Task goal:
Without omitting anything, return the records precisely as given.

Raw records
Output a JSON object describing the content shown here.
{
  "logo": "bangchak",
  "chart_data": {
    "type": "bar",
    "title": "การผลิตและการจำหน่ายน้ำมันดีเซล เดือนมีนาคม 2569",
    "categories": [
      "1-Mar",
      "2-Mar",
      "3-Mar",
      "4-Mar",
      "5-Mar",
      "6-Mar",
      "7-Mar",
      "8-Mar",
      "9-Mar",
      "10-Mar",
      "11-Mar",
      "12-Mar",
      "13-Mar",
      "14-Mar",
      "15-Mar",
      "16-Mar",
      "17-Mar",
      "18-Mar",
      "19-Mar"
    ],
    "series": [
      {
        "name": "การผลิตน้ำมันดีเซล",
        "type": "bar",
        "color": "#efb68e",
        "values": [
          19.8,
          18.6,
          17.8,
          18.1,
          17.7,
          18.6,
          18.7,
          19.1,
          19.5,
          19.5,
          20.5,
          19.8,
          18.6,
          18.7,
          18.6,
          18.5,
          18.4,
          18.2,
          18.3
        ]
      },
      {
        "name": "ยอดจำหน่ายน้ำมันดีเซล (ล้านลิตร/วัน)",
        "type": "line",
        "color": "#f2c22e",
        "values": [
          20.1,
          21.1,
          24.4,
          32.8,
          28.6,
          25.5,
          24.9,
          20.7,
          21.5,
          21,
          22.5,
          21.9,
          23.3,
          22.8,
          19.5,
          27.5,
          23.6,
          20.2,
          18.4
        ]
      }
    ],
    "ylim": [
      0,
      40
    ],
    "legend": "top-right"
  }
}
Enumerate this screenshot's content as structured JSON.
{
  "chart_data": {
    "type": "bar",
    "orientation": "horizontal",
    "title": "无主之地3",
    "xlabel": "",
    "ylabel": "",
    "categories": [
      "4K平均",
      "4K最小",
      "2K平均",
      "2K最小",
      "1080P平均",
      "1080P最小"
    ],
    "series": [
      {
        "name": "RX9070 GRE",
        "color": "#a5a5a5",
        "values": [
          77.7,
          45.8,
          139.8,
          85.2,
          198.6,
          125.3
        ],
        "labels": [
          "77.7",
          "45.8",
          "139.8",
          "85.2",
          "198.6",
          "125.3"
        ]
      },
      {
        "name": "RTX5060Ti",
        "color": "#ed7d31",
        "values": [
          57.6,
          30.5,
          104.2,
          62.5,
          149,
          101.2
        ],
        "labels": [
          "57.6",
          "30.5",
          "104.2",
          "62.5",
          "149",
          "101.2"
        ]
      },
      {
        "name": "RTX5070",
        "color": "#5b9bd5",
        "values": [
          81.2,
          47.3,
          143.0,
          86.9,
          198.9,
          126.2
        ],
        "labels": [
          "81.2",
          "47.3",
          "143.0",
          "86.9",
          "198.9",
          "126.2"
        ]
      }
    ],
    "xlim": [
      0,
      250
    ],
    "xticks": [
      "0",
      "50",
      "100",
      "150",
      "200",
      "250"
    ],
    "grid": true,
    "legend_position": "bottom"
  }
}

Exercise result:
Output a JSON object describing the content shown here.
{
  "logo": "bangchak",
  "chart_data": {
    "type": "bar",
    "title": "การผลิตและการจำหน่ายน้ำมันดีเซล เดือนมีนาคม 2569",
    "categories": [
      "1-Mar",
      "2-Mar",
      "3-Mar",
      "4-Mar",
      "5-Mar",
      "6-Mar",
      "7-Mar",
      "8-Mar",
      "9-Mar",
      "10-Mar",
      "11-Mar",
      "12-Mar",
      "13-Mar",
      "14-Mar",
      "15-Mar",
      "16-Mar",
      "17-Mar",
      "18-Mar",
      "19-Mar"
    ],
    "series": [
      {
        "name": "การผลิตน้ำมันดีเซล",
        "type": "bar",
        "color": "#efb68e",
        "values": [
          19.8,
          18.6,
          17.8,
          18.1,
          17.7,
          18.6,
          18.7,
          19.1,
          19.5,
          19.5,
          20.5,
          19.8,
          18.6,
          18.7,
          18.6,
          18.5,
          18.4,
          18.2,
          18.3
        ]
      },
      {
        "name": "ยอดจำหน่ายน้ำมันดีเซล (ล้านลิตร/วัน)",
        "type": "line",
        "color": "#f2c22e",
        "values": [
          20.1,
          21.1,
          24.4,
          32.8,
          28.6,
          25.5,
          24.9,
          20.7,
          21.5,
          21,
          22.5,
          21.9,
          23.3,
          22.8,
          19.5,
          27.5,
          23.6,
          20.2,
          18.4
        ]
      }
    ],
    "ylim": [
      0,
      40
    ],
    "legend": "top-right"
  }
}
Enumerate this screenshot's content as structured JSON.
{
  "chart_data": {
    "type": "bar",
    "orientation": "horizontal",
    "title": "无主之地3",
    "xlabel": "",
    "ylabel": "",
    "categories": [
      "4K平均",
      "4K最小",
      "2K平均",
      "2K最小",
      "1080P平均",
      "1080P最小"
    ],
    "series": [
      {
        "name": "RX9070 GRE",
        "color": "#a5a5a5",
        "values": [
          77.7,
          45.8,
          139.8,
          85.2,
          198.6,
          125.3
        ],
        "labels": [
          "77.7",
          "45.8",
          "139.8",
          "85.2",
          "198.6",
          "125.3"
        ]
      },
      {
        "name": "RTX5060Ti",
        "color": "#ed7d31",
        "values": [
          57.6,
          30.5,
          104.2,
          62.5,
          149,
          101.2
        ],
        "labels": [
          "57.6",
          "30.5",
          "104.2",
          "62.5",
          "149",
          "101.2"
        ]
      },
      {
        "name": "RTX5070",
        "color": "#5b9bd5",
        "values": [
          81.2,
          47.3,
          143.0,
          86.9,
          198.9,
          126.2
        ],
        "labels": [
          "81.2",
          "47.3",
          "143.0",
          "86.9",
          "198.9",
          "126.2"
        ]
      }
    ],
    "xlim": [
      0,
      250
    ],
    "xticks": [
      "0",
      "50",
      "100",
      "150",
      "200",
      "250"
    ],
    "grid": true,
    "legend_position": "bottom"
  }
}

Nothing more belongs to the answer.